=== Given entries ===
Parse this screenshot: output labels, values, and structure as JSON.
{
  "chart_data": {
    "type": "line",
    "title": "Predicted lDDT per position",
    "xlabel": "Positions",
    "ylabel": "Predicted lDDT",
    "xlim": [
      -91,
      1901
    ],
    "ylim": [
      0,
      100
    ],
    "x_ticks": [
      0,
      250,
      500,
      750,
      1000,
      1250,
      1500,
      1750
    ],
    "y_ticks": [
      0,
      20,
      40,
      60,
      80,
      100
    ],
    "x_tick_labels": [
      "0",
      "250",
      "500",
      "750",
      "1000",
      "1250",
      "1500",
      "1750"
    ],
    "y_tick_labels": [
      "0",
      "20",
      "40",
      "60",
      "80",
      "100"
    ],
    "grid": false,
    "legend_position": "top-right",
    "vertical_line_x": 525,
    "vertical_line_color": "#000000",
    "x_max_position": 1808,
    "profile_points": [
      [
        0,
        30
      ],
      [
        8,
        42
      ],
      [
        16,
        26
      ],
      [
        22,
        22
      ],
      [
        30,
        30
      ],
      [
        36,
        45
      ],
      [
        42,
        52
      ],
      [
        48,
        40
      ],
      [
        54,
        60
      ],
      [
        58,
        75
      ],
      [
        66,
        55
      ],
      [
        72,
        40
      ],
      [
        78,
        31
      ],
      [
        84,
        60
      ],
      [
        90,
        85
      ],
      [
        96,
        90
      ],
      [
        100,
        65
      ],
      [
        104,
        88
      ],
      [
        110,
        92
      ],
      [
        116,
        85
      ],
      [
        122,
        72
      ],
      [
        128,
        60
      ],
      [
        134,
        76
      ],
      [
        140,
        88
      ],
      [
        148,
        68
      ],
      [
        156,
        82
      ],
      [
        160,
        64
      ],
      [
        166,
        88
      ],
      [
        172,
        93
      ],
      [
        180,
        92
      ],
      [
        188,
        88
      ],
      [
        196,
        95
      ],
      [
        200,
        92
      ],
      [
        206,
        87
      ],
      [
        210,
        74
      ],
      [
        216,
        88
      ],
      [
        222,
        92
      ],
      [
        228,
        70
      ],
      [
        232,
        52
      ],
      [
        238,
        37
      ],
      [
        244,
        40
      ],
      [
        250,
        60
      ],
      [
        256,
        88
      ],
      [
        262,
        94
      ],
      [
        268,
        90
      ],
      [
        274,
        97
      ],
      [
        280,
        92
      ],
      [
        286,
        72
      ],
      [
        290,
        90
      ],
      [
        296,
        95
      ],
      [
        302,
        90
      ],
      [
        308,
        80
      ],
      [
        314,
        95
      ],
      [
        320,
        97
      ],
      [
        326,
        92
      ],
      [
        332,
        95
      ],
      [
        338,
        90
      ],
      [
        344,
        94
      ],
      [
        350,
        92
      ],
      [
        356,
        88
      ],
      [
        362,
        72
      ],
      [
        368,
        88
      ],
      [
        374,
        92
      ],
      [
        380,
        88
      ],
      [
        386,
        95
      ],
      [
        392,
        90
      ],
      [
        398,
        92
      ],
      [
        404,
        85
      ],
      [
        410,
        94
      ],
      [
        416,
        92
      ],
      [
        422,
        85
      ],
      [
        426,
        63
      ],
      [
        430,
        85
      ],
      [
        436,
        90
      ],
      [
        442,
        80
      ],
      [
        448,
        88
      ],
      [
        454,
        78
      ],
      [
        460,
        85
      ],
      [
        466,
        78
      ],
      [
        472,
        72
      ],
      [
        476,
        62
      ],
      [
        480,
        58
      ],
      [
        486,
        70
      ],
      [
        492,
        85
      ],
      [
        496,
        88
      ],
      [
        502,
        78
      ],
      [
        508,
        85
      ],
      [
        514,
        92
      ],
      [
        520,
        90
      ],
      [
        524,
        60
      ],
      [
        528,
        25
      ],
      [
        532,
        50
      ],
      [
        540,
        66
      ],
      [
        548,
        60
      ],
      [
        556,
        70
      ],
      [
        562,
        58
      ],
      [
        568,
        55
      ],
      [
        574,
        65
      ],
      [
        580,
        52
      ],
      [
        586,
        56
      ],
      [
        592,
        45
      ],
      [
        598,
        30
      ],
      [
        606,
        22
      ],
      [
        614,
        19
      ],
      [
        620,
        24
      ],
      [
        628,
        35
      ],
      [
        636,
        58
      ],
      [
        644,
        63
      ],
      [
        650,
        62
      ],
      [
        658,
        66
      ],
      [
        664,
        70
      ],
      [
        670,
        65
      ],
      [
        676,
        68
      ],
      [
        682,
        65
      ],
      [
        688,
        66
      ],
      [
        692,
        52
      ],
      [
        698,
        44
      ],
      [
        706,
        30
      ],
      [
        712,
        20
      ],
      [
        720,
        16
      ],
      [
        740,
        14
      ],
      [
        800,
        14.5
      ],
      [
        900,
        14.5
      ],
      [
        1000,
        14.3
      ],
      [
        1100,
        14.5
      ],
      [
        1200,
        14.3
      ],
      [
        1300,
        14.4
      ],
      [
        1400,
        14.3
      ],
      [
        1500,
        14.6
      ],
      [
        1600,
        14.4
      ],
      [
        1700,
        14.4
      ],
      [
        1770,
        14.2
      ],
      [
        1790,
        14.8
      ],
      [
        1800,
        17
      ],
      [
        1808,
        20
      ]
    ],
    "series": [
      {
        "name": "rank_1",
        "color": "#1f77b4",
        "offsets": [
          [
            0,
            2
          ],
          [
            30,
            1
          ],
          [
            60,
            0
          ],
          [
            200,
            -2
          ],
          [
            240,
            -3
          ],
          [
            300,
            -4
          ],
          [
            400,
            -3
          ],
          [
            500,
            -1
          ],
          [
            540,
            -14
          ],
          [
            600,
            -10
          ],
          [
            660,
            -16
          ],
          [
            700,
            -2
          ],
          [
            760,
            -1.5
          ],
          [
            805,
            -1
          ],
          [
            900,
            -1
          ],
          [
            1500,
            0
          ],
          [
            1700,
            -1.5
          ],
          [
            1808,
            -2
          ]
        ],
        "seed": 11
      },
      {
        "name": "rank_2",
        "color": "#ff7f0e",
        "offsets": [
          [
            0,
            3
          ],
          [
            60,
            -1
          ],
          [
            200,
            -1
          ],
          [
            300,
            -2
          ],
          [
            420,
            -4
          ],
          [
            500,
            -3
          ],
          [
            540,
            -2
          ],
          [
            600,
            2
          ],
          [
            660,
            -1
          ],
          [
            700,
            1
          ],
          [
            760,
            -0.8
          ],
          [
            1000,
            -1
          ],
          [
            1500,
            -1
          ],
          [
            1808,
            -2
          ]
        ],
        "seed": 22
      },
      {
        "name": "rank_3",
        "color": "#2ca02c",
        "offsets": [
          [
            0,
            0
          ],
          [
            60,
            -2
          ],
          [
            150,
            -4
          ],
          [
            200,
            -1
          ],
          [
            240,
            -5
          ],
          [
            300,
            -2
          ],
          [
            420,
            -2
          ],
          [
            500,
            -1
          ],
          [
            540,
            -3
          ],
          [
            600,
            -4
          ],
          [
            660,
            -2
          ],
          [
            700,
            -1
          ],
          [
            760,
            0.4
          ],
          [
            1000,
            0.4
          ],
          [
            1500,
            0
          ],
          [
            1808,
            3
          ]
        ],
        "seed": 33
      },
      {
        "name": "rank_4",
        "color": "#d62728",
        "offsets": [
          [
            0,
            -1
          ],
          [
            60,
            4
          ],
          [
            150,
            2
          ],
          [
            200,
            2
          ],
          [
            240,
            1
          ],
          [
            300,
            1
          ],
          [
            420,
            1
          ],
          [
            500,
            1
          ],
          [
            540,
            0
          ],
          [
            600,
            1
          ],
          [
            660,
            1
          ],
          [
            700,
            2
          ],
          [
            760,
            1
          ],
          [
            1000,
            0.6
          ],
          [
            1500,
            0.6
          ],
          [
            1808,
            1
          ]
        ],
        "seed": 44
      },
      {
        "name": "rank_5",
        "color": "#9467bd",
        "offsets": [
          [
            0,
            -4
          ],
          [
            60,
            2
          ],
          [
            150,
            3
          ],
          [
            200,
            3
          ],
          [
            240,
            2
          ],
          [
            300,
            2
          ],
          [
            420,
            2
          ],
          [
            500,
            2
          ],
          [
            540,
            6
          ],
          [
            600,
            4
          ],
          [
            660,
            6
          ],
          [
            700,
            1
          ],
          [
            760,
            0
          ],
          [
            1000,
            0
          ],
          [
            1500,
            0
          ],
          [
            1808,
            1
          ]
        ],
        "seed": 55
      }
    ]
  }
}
===
To do
Your task is to pick out every line with the string "lDDT" and copy it.

Expected answer
    "title": "Predicted lDDT per position",
    "ylabel": "Predicted lDDT",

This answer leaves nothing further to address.